* WRITTEN EXERCISE
For the material that follows, list every line containing the word "здания".

-- start --

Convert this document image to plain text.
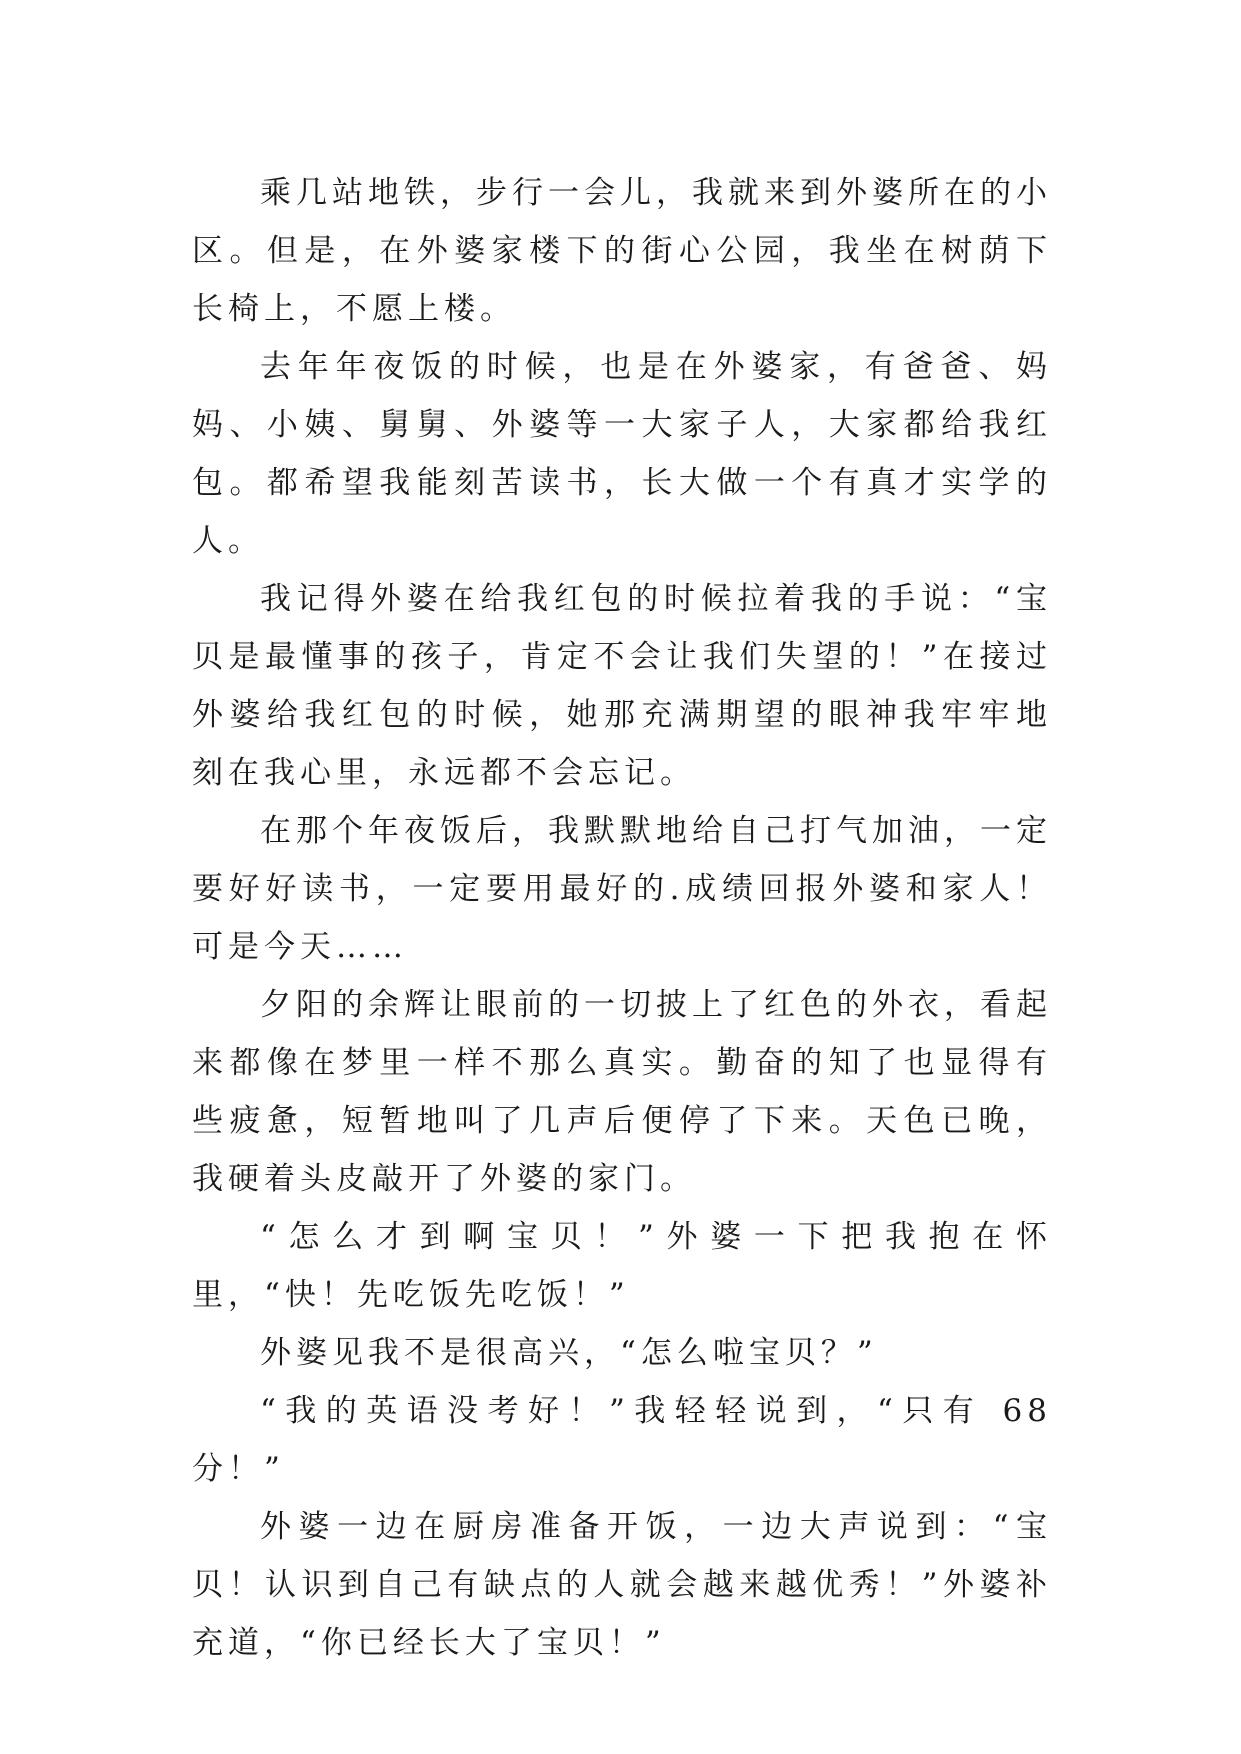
乘几站地铁，步行一会儿，我就来到外婆所在的小区。但是，在外婆家楼下的街心公园，我坐在树荫下长椅上，不愿上楼。

去年年夜饭的时候，也是在外婆家，有爸爸、妈妈、小姨、舅舅、外婆等一大家子人，大家都给我红包。都希望我能刻苦读书，长大做一个有真才实学的人。

我记得外婆在给我红包的时候拉着我的手说：“宝贝是最懂事的孩子，肯定不会让我们失望的！”在接过外婆给我红包的时候，她那充满期望的眼神我牢牢地刻在我心里，永远都不会忘记。

在那个年夜饭后，我默默地给自己打气加油，一定要好好读书，一定要用最好的.成绩回报外婆和家人！可是今天……

夕阳的余辉让眼前的一切披上了红色的外衣，看起来都像在梦里一样不那么真实。勤奋的知了也显得有些疲惫，短暂地叫了几声后便停了下来。天色已晚，我硬着头皮敲开了外婆的家门。

“怎么才到啊宝贝！”外婆一下把我抱在怀里，“快！先吃饭先吃饭！”

外婆见我不是很高兴，“怎么啦宝贝？”

“我的英语没考好！”我轻轻说到，“只有 68 分！”

外婆一边在厨房准备开饭，一边大声说到：“宝贝！认识到自己有缺点的人就会越来越优秀！”外婆补充道，“你已经长大了宝贝！”
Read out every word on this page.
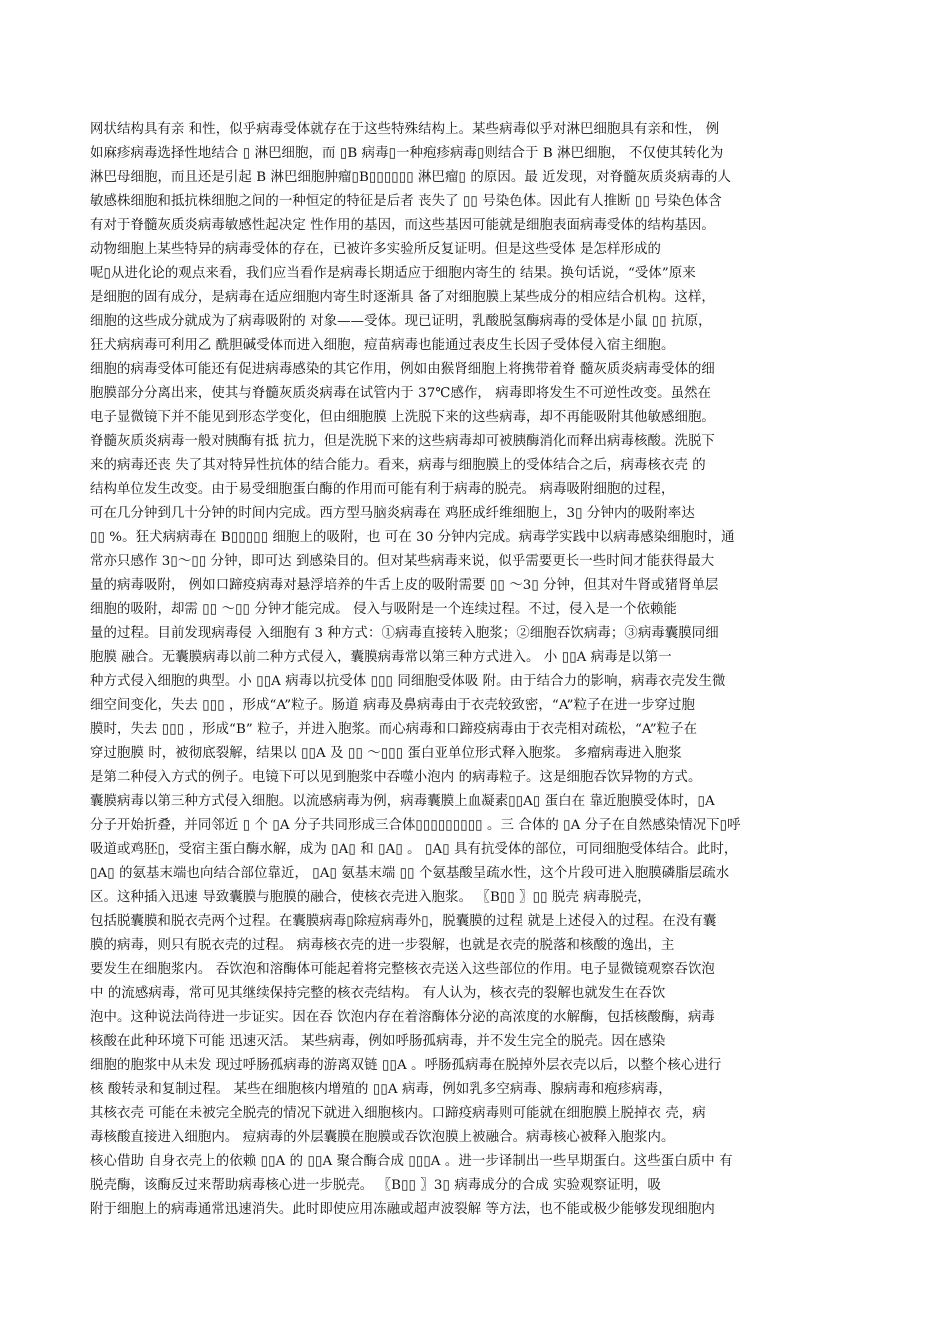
网状结构具有亲 和性，似乎病毒受体就存在于这些特殊结构上。某些病毒似乎对淋巴细胞具有亲和性， 例
如麻疹病毒选择性地结合 ▯ 淋巴细胞，而 ▯B 病毒▯一种疱疹病毒▯则结合于 B 淋巴细胞， 不仅使其转化为
淋巴母细胞，而且还是引起 B 淋巴细胞肿瘤▯B▯▯▯▯▯▯ 淋巴瘤▯ 的原因。最 近发现，对脊髓灰质炎病毒的人
敏感株细胞和抵抗株细胞之间的一种恒定的特征是后者 丧失了 ▯▯ 号染色体。因此有人推断 ▯▯ 号染色体含
有对于脊髓灰质炎病毒敏感性起决定 性作用的基因，而这些基因可能就是细胞表面病毒受体的结构基因。
动物细胞上某些特异的病毒受体的存在，已被许多实验所反复证明。但是这些受体 是怎样形成的
呢▯从进化论的观点来看，我们应当看作是病毒长期适应于细胞内寄生的 结果。换句话说，“受体”原来
是细胞的固有成分，是病毒在适应细胞内寄生时逐渐具 备了对细胞膜上某些成分的相应结合机构。这样，
细胞的这些成分就成为了病毒吸附的 对象——受体。现已证明，乳酸脱氢酶病毒的受体是小鼠 ▯▯ 抗原，
狂犬病病毒可利用乙 酰胆碱受体而进入细胞，痘苗病毒也能通过表皮生长因子受体侵入宿主细胞。
细胞的病毒受体可能还有促进病毒感染的其它作用，例如由猴肾细胞上将携带着脊 髓灰质炎病毒受体的细
胞膜部分分离出来，使其与脊髓灰质炎病毒在试管内于 37℃感作， 病毒即将发生不可逆性改变。虽然在
电子显微镜下并不能见到形态学变化，但由细胞膜 上洗脱下来的这些病毒，却不再能吸附其他敏感细胞。
脊髓灰质炎病毒一般对胰酶有抵 抗力，但是洗脱下来的这些病毒却可被胰酶消化而释出病毒核酸。洗脱下
来的病毒还丧 失了其对特异性抗体的结合能力。看来，病毒与细胞膜上的受体结合之后，病毒核衣壳 的
结构单位发生改变。由于易受细胞蛋白酶的作用而可能有利于病毒的脱壳。 病毒吸附细胞的过程，
可在几分钟到几十分钟的时间内完成。西方型马脑炎病毒在 鸡胚成纤维细胞上，3▯ 分钟内的吸附率达
▯▯ %。狂犬病病毒在 B▯▯▯▯▯ 细胞上的吸附，也 可在 30 分钟内完成。病毒学实践中以病毒感染细胞时，通
常亦只感作 3▯～▯▯ 分钟，即可达 到感染目的。但对某些病毒来说，似乎需要更长一些时间才能获得最大
量的病毒吸附， 例如口蹄疫病毒对悬浮培养的牛舌上皮的吸附需要 ▯▯ ～3▯ 分钟，但其对牛肾或猪肾单层
细胞的吸附，却需 ▯▯ ～▯▯ 分钟才能完成。 侵入与吸附是一个连续过程。不过，侵入是一个依赖能
量的过程。目前发现病毒侵 入细胞有 3 种方式：①病毒直接转入胞浆；②细胞吞饮病毒；③病毒囊膜同细
胞膜 融合。无囊膜病毒以前二种方式侵入，囊膜病毒常以第三种方式进入。 小 ▯▯A 病毒是以第一
种方式侵入细胞的典型。小 ▯▯A 病毒以抗受体 ▯▯▯ 同细胞受体吸 附。由于结合力的影响，病毒衣壳发生微
细空间变化，失去 ▯▯▯ ，形成“A”粒子。肠道 病毒及鼻病毒由于衣壳较致密，“A”粒子在进一步穿过胞
膜时，失去 ▯▯▯ ，形成“B” 粒子，并进入胞浆。而心病毒和口蹄疫病毒由于衣壳相对疏松，“A”粒子在
穿过胞膜 时，被彻底裂解，结果以 ▯▯A 及 ▯▯ ～▯▯▯ 蛋白亚单位形式释入胞浆。 多瘤病毒进入胞浆
是第二种侵入方式的例子。电镜下可以见到胞浆中吞噬小泡内 的病毒粒子。这是细胞吞饮异物的方式。
囊膜病毒以第三种方式侵入细胞。以流感病毒为例，病毒囊膜上血凝素▯▯A▯ 蛋白在 靠近胞膜受体时，▯A
分子开始折叠，并同邻近 ▯ 个 ▯A 分子共同形成三合体▯▯▯▯▯▯▯▯▯ 。三 合体的 ▯A 分子在自然感染情况下▯呼
吸道或鸡胚▯，受宿主蛋白酶水解，成为 ▯A▯ 和 ▯A▯ 。 ▯A▯ 具有抗受体的部位，可同细胞受体结合。此时，
▯A▯ 的氨基末端也向结合部位靠近， ▯A▯ 氨基末端 ▯▯ 个氨基酸呈疏水性，这个片段可进入胞膜磷脂层疏水
区。这种插入迅速 导致囊膜与胞膜的融合，使核衣壳进入胞浆。 〖B▯▯ 〗▯▯ 脱壳 病毒脱壳，
包括脱囊膜和脱衣壳两个过程。在囊膜病毒▯除痘病毒外▯，脱囊膜的过程 就是上述侵入的过程。在没有囊
膜的病毒，则只有脱衣壳的过程。 病毒核衣壳的进一步裂解，也就是衣壳的脱落和核酸的逸出，主
要发生在细胞浆内。 吞饮泡和溶酶体可能起着将完整核衣壳送入这些部位的作用。电子显微镜观察吞饮泡
中 的流感病毒，常可见其继续保持完整的核衣壳结构。 有人认为，核衣壳的裂解也就发生在吞饮
泡中。这种说法尚待进一步证实。因在吞 饮泡内存在着溶酶体分泌的高浓度的水解酶，包括核酸酶，病毒
核酸在此种环境下可能 迅速灭活。 某些病毒，例如呼肠孤病毒，并不发生完全的脱壳。因在感染
细胞的胞浆中从未发 现过呼肠孤病毒的游离双链 ▯▯A 。呼肠孤病毒在脱掉外层衣壳以后，以整个核心进行
核 酸转录和复制过程。 某些在细胞核内增殖的 ▯▯A 病毒，例如乳多空病毒、腺病毒和疱疹病毒，
其核衣壳 可能在未被完全脱壳的情况下就进入细胞核内。口蹄疫病毒则可能就在细胞膜上脱掉衣 壳，病
毒核酸直接进入细胞内。 痘病毒的外层囊膜在胞膜或吞饮泡膜上被融合。病毒核心被释入胞浆内。
核心借助 自身衣壳上的依赖 ▯▯A 的 ▯▯A 聚合酶合成 ▯▯▯A 。进一步译制出一些早期蛋白。这些蛋白质中 有
脱壳酶，该酶反过来帮助病毒核心进一步脱壳。 〖B▯▯ 〗3▯ 病毒成分的合成 实验观察证明，吸
附于细胞上的病毒通常迅速消失。此时即使应用冻融或超声波裂解 等方法，也不能或极少能够发现细胞内
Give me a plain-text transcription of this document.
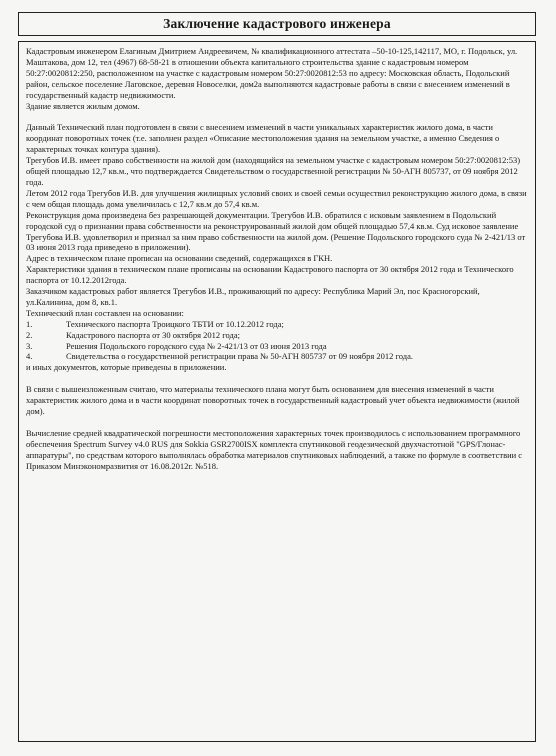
Заключение кадастрового инженера

Кадастровым инженером Елагиным Дмитрием Андреевичем, № квалификационного аттестата –50-10-125,142117, МО, г. Подольск, ул. Маштакова, дом 12, тел (4967) 68-58-21 в отношении объекта капитального строительства здание с кадастровым номером 50:27:0020812:250, расположенном на участке с кадастровым номером 50:27:0020812:53 по адресу: Московская область, Подольский район, сельское поселение Лаговское, деревня Новоселки, дом2а выполняются кадастровые работы в связи с внесением изменений в государственный кадастр недвижимости.

Здание является жилым домом.

Данный Технический план подготовлен в связи с внесением изменений в части уникальных характеристик жилого дома, в части координат поворотных точек (т.е. заполнен раздел «Описание местоположения здания на земельном участке, а именно Сведения о характерных точках контура здания).

Трегубов И.В. имеет право собственности на жилой дом (находящийся на земельном участке с кадастровым номером 50:27:0020812:53) общей площадью 12,7 кв.м., что подтверждается Свидетельством о государственной регистрации № 50-АГН 805737, от 09 ноября 2012 года.

Летом 2012 года Трегубов И.В. для улучшения жилищных условий своих и своей семьи осуществил реконструкцию жилого дома, в связи с чем общая площадь дома увеличилась с 12,7 кв.м до 57,4 кв.м.

Реконструкция дома произведена без разрешающей документации. Трегубов И.В. обратился с исковым заявлением в Подольский городской суд о признании права собственности на реконструированный жилой дом общей площадью 57,4 кв.м. Суд исковое заявление Трегубова И.В. удовлетворил и признал за ним право собственности на жилой дом. (Решение Подольского городского суда № 2-421/13 от 03 июня 2013 года приведено в приложении).

Адрес в техническом плане прописан на основании сведений, содержащихся в ГКН.

Характеристики здания в техническом плане прописаны на основании Кадастрового паспорта от 30 октября 2012 года и Технического паспорта от 10.12.2012года.

Заказчиком кадастровых работ является Трегубов И.В., проживающий по адресу: Республика Марий Эл, пос Красногорский, ул.Калинина, дом 8, кв.1.

Технический план составлен на основании:

1.	Технического паспорта Троицкого ТБТИ от 10.12.2012 года;
2.	Кадастрового паспорта от 30 октября 2012 года;
3.	Решения Подольского городского суда № 2-421/13 от 03 июня 2013 года
4.	Свидетельства о государственной регистрации права № 50-АГН 805737 от 09 ноября 2012 года.

и иных документов, которые приведены в приложении.

В связи с вышеизложенным считаю, что материалы технического плана могут быть основанием для внесения изменений в части характеристик жилого дома и в части координат поворотных точек в государственный кадастровый учет объекта недвижимости (жилой дом).

Вычисление средней квадратической погрешности местоположения характерных точек производилось с использованием программного обеспечения Spectrum Survey v4.0 RUS для Sokkia GSR2700ISX комплекта спутниковой геодезической двухчастотной "GPS/Глонас-аппаратуры", по средствам которого выполнялась обработка материалов спутниковых наблюдений, а также по формуле в соответствии с Приказом Минэкономразвития от 16.08.2012г. №518.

-- end --

* SOLUTION TO THIS PROBLEM
Данный Технический план подготовлен в связи с внесением изменений в части уникальных характеристик жилого дома, в части координат поворотных точек (т.е. заполнен раздел «Описание местоположения здания на земельном участке, а именно Сведения о характерных точках контура здания).
Характеристики здания в техническом плане прописаны на основании Кадастрового паспорта от 30 октября 2012 года и Технического паспорта от 10.12.2012года.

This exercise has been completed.